• [Problem description]: Reproduce every entry below precisely; do not include the pictures.

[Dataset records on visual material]
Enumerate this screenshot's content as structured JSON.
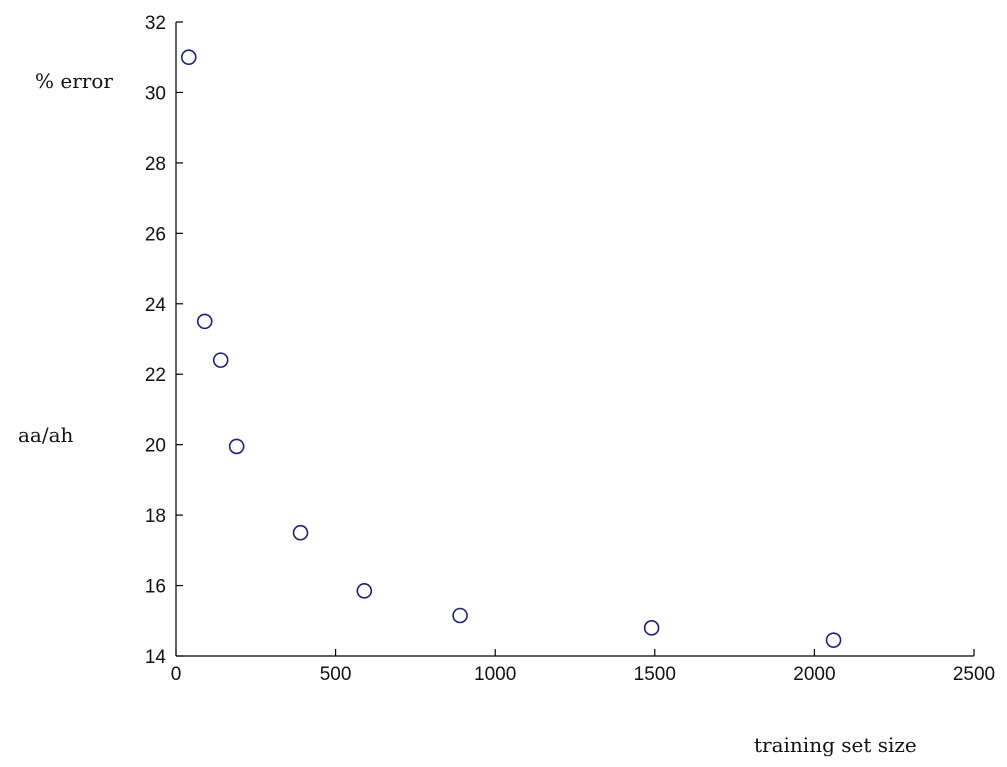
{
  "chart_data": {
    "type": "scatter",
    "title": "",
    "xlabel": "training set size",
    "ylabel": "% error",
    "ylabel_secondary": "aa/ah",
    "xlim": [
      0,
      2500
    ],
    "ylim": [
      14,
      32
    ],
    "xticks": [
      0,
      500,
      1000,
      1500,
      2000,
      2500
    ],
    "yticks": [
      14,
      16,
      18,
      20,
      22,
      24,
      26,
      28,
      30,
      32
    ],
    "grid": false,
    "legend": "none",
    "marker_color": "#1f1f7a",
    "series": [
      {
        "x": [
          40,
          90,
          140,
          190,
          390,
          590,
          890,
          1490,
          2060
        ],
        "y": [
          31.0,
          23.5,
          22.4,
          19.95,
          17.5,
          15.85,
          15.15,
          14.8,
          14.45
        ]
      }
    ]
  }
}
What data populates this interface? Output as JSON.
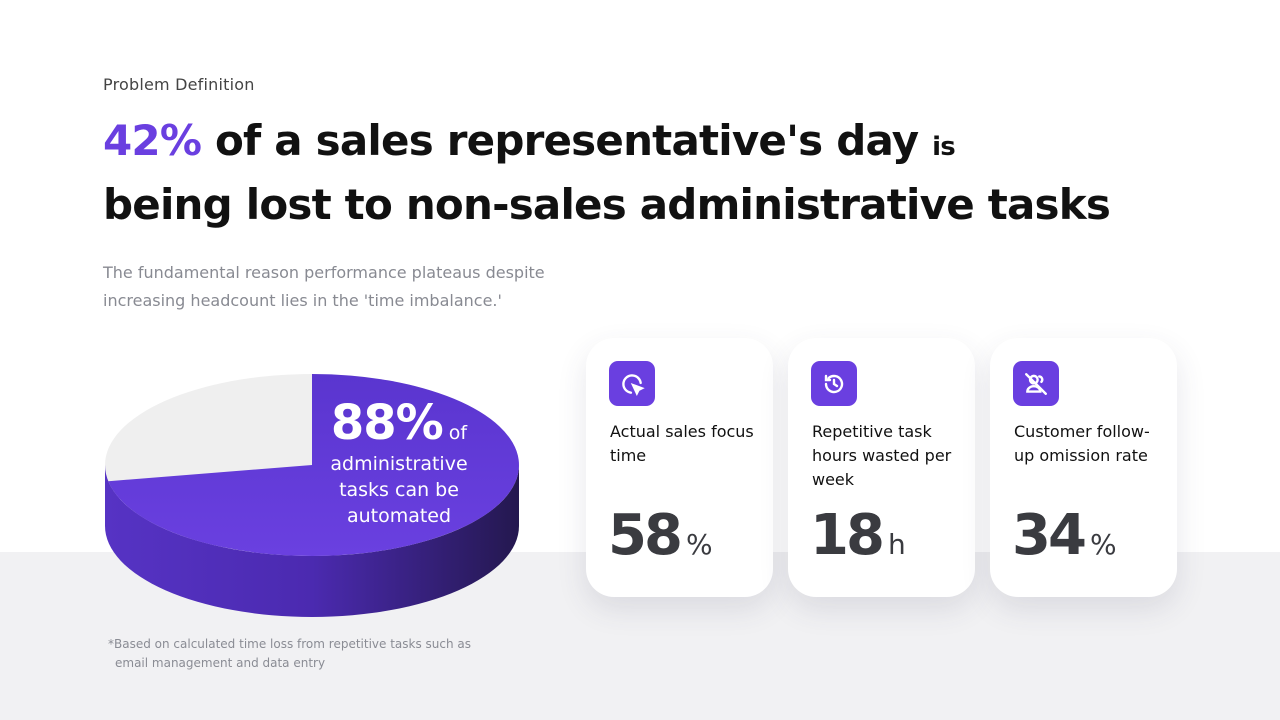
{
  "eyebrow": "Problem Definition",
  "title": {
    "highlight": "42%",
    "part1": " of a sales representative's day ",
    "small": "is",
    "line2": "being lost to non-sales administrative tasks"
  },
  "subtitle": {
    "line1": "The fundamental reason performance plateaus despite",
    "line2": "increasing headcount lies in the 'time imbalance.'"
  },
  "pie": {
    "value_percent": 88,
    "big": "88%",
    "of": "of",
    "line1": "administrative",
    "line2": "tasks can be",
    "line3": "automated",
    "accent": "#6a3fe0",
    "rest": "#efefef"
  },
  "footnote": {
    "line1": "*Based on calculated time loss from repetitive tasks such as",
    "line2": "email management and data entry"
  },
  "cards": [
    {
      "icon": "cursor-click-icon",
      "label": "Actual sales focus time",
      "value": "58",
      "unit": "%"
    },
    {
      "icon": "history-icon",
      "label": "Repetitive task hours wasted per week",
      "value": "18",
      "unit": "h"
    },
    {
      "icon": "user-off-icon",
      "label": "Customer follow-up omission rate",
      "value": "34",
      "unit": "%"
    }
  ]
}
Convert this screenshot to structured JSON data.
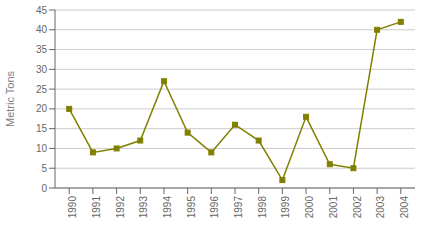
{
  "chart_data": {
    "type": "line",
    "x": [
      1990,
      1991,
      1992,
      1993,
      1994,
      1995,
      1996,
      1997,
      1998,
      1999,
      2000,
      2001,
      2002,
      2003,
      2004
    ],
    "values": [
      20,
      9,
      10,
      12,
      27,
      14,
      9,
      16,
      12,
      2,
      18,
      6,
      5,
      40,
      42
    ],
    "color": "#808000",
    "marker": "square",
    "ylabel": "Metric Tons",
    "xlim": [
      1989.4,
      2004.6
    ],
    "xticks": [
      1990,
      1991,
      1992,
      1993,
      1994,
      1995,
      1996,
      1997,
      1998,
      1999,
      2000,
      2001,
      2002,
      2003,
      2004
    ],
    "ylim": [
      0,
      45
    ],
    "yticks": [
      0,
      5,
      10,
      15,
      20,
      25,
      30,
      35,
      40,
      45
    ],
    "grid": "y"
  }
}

• [Worked answer]:
Enumerate this screenshot's content as structured JSON.
{
  "chart_data": {
    "type": "scatter",
    "title": "",
    "xlabel": "training set size",
    "ylabel": "% error",
    "ylabel_secondary": "aa/ah",
    "xlim": [
      0,
      2500
    ],
    "ylim": [
      14,
      32
    ],
    "xticks": [
      0,
      500,
      1000,
      1500,
      2000,
      2500
    ],
    "yticks": [
      14,
      16,
      18,
      20,
      22,
      24,
      26,
      28,
      30,
      32
    ],
    "grid": false,
    "legend": "none",
    "marker_color": "#1f1f7a",
    "series": [
      {
        "x": [
          40,
          90,
          140,
          190,
          390,
          590,
          890,
          1490,
          2060
        ],
        "y": [
          31.0,
          23.5,
          22.4,
          19.95,
          17.5,
          15.85,
          15.15,
          14.8,
          14.45
        ]
      }
    ]
  }
}
What data populates this interface? Output as JSON.
{
  "eyebrow": "Problem Definition",
  "title": {
    "highlight": "42%",
    "part1": " of a sales representative's day ",
    "small": "is",
    "line2": "being lost to non-sales administrative tasks"
  },
  "subtitle": {
    "line1": "The fundamental reason performance plateaus despite",
    "line2": "increasing headcount lies in the 'time imbalance.'"
  },
  "pie": {
    "value_percent": 88,
    "big": "88%",
    "of": "of",
    "line1": "administrative",
    "line2": "tasks can be",
    "line3": "automated",
    "accent": "#6a3fe0",
    "rest": "#efefef"
  },
  "footnote": {
    "line1": "*Based on calculated time loss from repetitive tasks such as",
    "line2": "email management and data entry"
  },
  "cards": [
    {
      "icon": "cursor-click-icon",
      "label": "Actual sales focus time",
      "value": "58",
      "unit": "%"
    },
    {
      "icon": "history-icon",
      "label": "Repetitive task hours wasted per week",
      "value": "18",
      "unit": "h"
    },
    {
      "icon": "user-off-icon",
      "label": "Customer follow-up omission rate",
      "value": "34",
      "unit": "%"
    }
  ]
}
Convert this screenshot to structured JSON data.
{
  "chart_data": {
    "type": "line",
    "x": [
      1990,
      1991,
      1992,
      1993,
      1994,
      1995,
      1996,
      1997,
      1998,
      1999,
      2000,
      2001,
      2002,
      2003,
      2004
    ],
    "values": [
      20,
      9,
      10,
      12,
      27,
      14,
      9,
      16,
      12,
      2,
      18,
      6,
      5,
      40,
      42
    ],
    "color": "#808000",
    "marker": "square",
    "ylabel": "Metric Tons",
    "xlim": [
      1989.4,
      2004.6
    ],
    "xticks": [
      1990,
      1991,
      1992,
      1993,
      1994,
      1995,
      1996,
      1997,
      1998,
      1999,
      2000,
      2001,
      2002,
      2003,
      2004
    ],
    "ylim": [
      0,
      45
    ],
    "yticks": [
      0,
      5,
      10,
      15,
      20,
      25,
      30,
      35,
      40,
      45
    ],
    "grid": "y"
  }
}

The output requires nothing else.